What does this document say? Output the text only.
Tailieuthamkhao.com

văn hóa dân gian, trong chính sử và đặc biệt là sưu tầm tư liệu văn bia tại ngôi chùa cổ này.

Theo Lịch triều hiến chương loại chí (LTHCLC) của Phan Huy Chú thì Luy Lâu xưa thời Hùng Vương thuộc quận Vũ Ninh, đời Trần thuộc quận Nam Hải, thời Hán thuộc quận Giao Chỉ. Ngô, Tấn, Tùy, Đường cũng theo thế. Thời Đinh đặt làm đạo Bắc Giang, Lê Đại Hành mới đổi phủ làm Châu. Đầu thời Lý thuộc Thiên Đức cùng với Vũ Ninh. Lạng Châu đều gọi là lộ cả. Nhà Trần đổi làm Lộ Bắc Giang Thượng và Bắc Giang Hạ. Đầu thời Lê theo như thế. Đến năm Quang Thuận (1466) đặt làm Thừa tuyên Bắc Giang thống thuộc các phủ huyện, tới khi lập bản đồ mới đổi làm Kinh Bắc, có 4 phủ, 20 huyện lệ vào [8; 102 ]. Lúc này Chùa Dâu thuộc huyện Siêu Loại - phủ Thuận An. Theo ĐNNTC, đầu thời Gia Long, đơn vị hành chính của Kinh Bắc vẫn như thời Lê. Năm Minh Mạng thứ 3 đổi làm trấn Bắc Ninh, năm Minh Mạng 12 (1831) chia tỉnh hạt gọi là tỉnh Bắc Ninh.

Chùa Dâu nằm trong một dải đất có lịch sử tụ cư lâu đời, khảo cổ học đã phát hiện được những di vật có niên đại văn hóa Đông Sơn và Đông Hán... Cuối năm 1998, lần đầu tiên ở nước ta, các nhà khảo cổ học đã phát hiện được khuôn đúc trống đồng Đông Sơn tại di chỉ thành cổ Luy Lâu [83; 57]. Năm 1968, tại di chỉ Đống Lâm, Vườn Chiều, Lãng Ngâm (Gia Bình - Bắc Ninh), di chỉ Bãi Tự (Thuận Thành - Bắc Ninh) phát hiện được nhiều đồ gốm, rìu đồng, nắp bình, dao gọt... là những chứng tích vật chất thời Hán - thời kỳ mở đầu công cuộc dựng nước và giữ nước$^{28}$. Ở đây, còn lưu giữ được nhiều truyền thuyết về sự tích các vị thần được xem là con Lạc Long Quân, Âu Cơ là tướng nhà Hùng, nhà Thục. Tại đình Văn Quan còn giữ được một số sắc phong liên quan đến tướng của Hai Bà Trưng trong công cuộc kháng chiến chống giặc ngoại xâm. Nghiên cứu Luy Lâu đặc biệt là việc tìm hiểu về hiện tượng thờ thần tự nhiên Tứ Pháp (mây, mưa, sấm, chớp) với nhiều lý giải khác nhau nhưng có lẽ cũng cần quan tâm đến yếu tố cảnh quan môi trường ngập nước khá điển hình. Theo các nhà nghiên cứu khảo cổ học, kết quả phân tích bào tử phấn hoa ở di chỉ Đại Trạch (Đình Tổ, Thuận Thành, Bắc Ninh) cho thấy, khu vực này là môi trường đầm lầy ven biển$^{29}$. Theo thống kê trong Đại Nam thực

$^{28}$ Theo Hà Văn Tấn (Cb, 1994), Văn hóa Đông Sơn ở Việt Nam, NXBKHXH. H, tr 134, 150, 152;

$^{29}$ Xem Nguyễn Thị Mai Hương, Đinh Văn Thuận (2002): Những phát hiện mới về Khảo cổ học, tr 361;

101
...
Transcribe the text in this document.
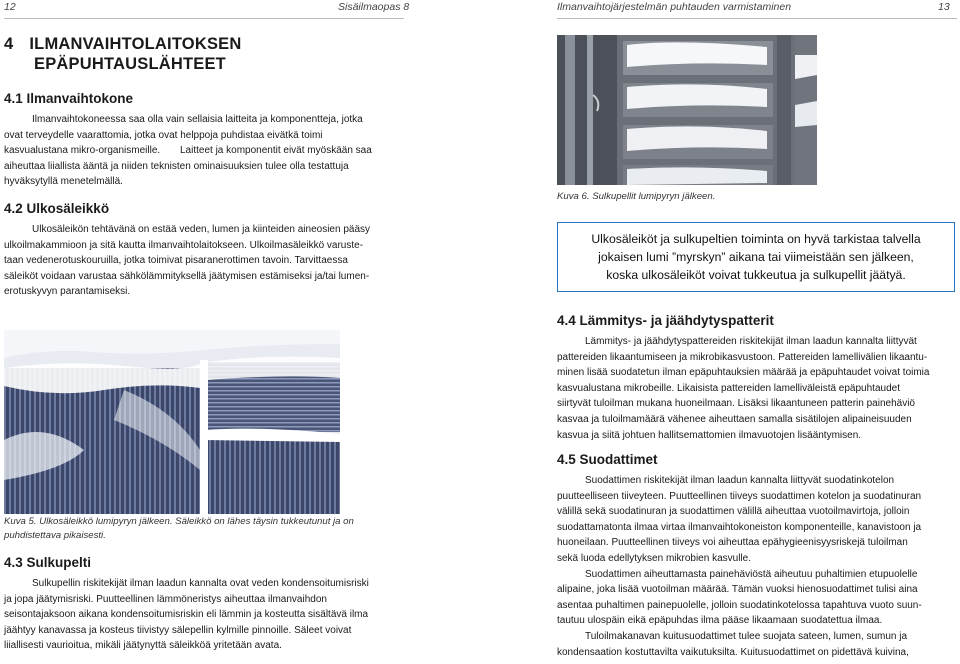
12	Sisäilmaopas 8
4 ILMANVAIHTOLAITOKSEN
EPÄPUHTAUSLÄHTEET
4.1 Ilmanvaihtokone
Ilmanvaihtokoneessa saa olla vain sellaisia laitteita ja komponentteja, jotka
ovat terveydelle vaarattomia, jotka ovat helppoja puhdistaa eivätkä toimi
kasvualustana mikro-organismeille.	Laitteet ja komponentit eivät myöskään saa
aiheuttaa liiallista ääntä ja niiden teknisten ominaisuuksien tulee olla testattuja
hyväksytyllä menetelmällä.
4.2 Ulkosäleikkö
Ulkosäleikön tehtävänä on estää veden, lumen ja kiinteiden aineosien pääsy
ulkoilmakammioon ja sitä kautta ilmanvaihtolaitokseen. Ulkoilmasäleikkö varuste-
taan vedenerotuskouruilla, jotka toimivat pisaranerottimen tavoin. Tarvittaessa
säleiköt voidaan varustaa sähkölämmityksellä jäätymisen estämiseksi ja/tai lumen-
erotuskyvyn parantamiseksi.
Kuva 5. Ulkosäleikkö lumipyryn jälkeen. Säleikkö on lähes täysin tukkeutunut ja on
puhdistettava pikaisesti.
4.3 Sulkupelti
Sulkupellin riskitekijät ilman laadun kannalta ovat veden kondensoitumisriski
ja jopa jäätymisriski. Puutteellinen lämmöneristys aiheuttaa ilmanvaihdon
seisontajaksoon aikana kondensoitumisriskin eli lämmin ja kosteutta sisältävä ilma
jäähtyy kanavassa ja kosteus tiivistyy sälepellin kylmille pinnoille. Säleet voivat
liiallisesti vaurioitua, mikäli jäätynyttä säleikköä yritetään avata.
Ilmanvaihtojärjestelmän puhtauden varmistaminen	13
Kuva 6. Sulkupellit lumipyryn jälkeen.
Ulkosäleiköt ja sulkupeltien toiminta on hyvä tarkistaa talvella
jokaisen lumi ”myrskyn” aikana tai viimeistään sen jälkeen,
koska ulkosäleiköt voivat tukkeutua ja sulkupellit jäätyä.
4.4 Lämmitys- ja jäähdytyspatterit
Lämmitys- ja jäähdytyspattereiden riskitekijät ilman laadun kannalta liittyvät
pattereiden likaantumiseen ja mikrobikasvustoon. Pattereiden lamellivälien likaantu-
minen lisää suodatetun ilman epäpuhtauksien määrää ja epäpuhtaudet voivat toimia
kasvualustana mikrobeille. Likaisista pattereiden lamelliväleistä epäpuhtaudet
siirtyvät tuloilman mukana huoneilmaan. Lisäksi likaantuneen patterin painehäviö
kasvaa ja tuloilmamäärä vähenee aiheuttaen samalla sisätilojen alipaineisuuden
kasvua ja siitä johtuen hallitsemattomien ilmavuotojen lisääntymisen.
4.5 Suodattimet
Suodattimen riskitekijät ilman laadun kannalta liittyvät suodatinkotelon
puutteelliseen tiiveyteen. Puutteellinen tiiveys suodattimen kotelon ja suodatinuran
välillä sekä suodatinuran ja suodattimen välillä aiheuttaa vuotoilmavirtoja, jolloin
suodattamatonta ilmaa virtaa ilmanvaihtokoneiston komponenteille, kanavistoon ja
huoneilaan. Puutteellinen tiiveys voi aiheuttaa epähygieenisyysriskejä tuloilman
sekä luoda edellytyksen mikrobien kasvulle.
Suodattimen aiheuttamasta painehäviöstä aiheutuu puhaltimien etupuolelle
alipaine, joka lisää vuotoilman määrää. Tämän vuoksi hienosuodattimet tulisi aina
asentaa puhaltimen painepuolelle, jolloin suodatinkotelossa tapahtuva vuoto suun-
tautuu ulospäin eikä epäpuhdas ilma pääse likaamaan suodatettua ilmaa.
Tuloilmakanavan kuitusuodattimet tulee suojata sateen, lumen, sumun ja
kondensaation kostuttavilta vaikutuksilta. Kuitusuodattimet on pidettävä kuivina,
...
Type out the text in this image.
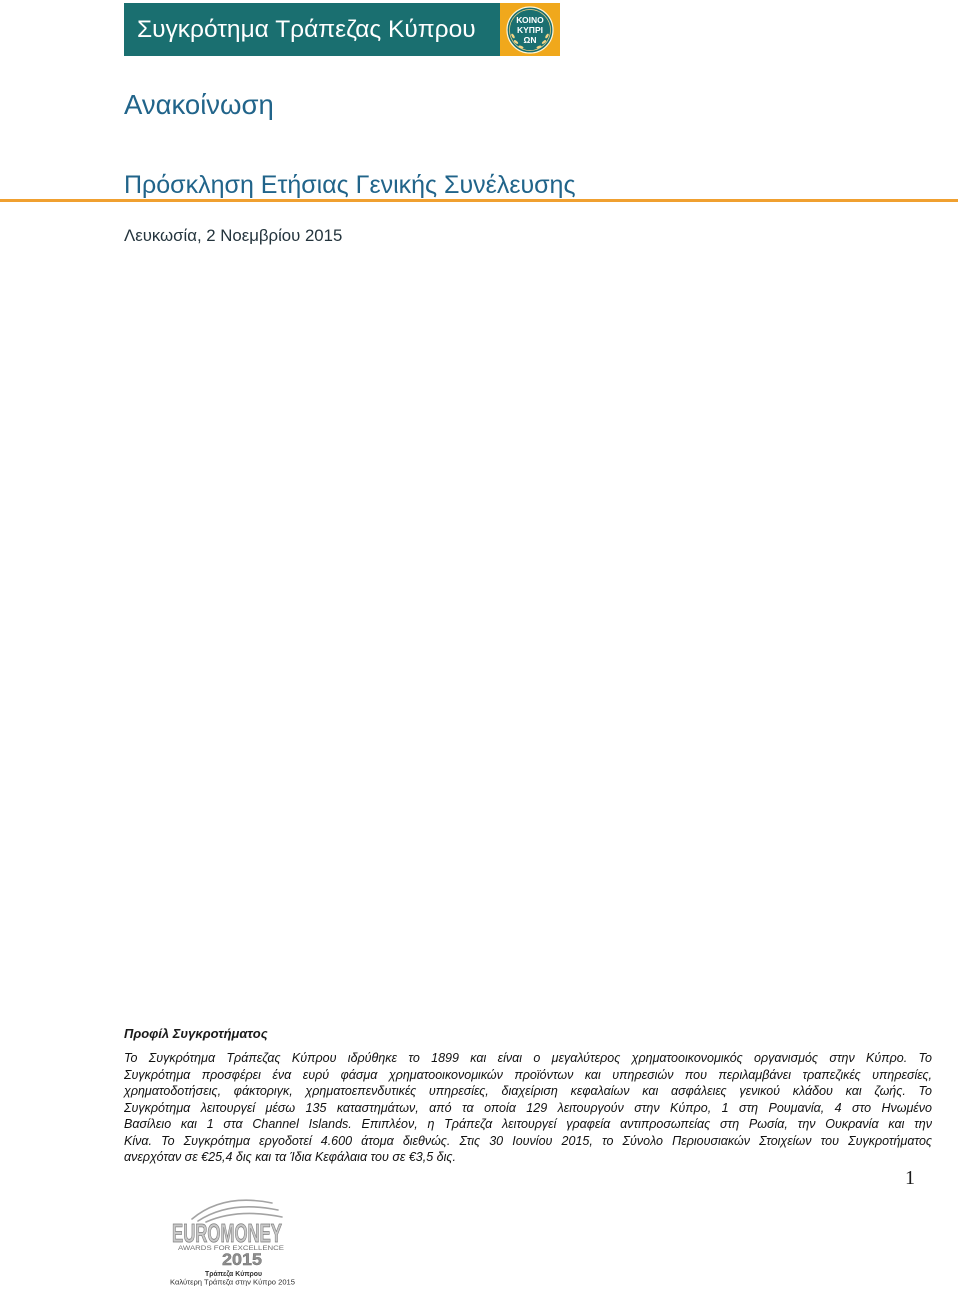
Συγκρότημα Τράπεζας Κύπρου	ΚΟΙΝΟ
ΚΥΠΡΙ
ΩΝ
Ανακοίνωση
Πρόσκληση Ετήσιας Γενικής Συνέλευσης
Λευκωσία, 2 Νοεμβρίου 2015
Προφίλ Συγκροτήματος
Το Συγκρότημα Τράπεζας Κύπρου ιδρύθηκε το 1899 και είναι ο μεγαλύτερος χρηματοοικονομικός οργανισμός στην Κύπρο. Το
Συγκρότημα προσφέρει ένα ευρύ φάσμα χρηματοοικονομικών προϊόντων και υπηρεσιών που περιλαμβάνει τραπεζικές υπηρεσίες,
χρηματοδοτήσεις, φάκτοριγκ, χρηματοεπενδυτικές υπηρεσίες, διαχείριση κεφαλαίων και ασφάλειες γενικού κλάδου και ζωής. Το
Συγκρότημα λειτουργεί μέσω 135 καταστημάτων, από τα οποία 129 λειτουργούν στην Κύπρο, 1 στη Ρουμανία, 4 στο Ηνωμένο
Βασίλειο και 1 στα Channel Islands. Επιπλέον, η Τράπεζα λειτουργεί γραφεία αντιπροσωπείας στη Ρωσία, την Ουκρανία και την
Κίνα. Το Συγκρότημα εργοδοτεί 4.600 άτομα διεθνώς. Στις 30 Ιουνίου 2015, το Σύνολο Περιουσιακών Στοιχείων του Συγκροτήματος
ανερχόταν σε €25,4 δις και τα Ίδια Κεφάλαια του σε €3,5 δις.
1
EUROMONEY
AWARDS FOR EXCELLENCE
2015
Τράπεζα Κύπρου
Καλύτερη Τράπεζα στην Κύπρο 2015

- [Written task]:
Copy out each line of the records where the string "riskitekijät" appears.

- [Reply]:
Sulkupellin riskitekijät ilman laadun kannalta ovat veden kondensoitumisriski
Lämmitys- ja jäähdytyspattereiden riskitekijät ilman laadun kannalta liittyvät
Suodattimen riskitekijät ilman laadun kannalta liittyvät suodatinkotelon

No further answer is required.